▶ EXERCISE OBJECTIVE:
What you return must be every line below that includes the word "text".

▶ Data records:
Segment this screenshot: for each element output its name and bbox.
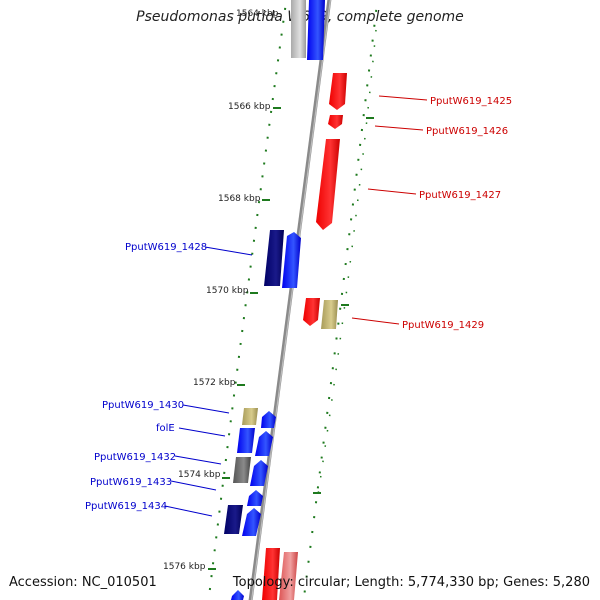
- label-PputW619_1427[interactable]: PputW619_1427: [419, 190, 501, 201]
- accession-text: Accession: NC_010501: [9, 575, 157, 590]
- scale-label-1574: 1574 kbp: [178, 470, 221, 480]
- scale-label-1566: 1566 kbp: [228, 102, 271, 112]
- scale-label-1570: 1570 kbp: [206, 286, 249, 296]
- gene-PputW619_1432[interactable]: [233, 457, 268, 486]
- leader-lines: [164, 95, 428, 517]
- outer-tick-track-2: [317, 29, 377, 496]
- gene-PputW619_1427[interactable]: [316, 139, 340, 230]
- scale-label-1568: 1568 kbp: [218, 194, 261, 204]
- label-PputW619_1432[interactable]: PputW619_1432: [94, 452, 176, 463]
- gene-top-gray[interactable]: [291, 0, 306, 58]
- genome-summary-text: Topology: circular; Length: 5,774,330 bp…: [232, 575, 590, 590]
- genome-backbone-highlight: [251, 0, 331, 600]
- gene-PputW619_1426[interactable]: [328, 115, 343, 129]
- gene-PputW619_1430[interactable]: [242, 408, 276, 428]
- label-PputW619_1429[interactable]: PputW619_1429: [402, 320, 484, 331]
- major-ticks: [208, 107, 374, 570]
- label-PputW619_1434[interactable]: PputW619_1434: [85, 501, 167, 512]
- label-PputW619_1430[interactable]: PputW619_1430: [102, 400, 184, 411]
- gene-PputW619_1429-red[interactable]: [303, 298, 320, 326]
- inner-tick-track: [207, 0, 288, 600]
- label-PputW619_1433[interactable]: PputW619_1433: [90, 477, 172, 488]
- label-PputW619_1426[interactable]: PputW619_1426: [426, 126, 508, 137]
- gene-PputW619_1429[interactable]: [321, 300, 338, 329]
- label-folE[interactable]: folE: [156, 423, 175, 434]
- scale-label-1564: 1564 kbp: [236, 9, 279, 19]
- label-PputW619_1425[interactable]: PputW619_1425: [430, 96, 512, 107]
- gene-top-blue[interactable]: [307, 0, 325, 60]
- gene-PputW619_1425[interactable]: [329, 73, 347, 110]
- gene-PputW619_1433[interactable]: [247, 490, 263, 506]
- genome-backbone: [248, 0, 332, 600]
- label-PputW619_1428[interactable]: PputW619_1428: [125, 242, 207, 253]
- gene-bottom-blue[interactable]: [231, 590, 244, 600]
- scale-label-1576: 1576 kbp: [163, 562, 206, 572]
- gene-bottom-red[interactable]: [262, 548, 298, 600]
- scale-label-1572: 1572 kbp: [193, 378, 236, 388]
- gene-PputW619_1434[interactable]: [224, 505, 261, 536]
- gene-folE[interactable]: [237, 428, 273, 456]
- gene-PputW619_1428[interactable]: [264, 230, 301, 288]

▶ SOLUTION TO THE PROBLEM:
- accession-text: Accession: NC_010501: [9, 575, 157, 590]
- genome-summary-text: Topology: circular; Length: 5,774,330 bp…: [232, 575, 590, 590]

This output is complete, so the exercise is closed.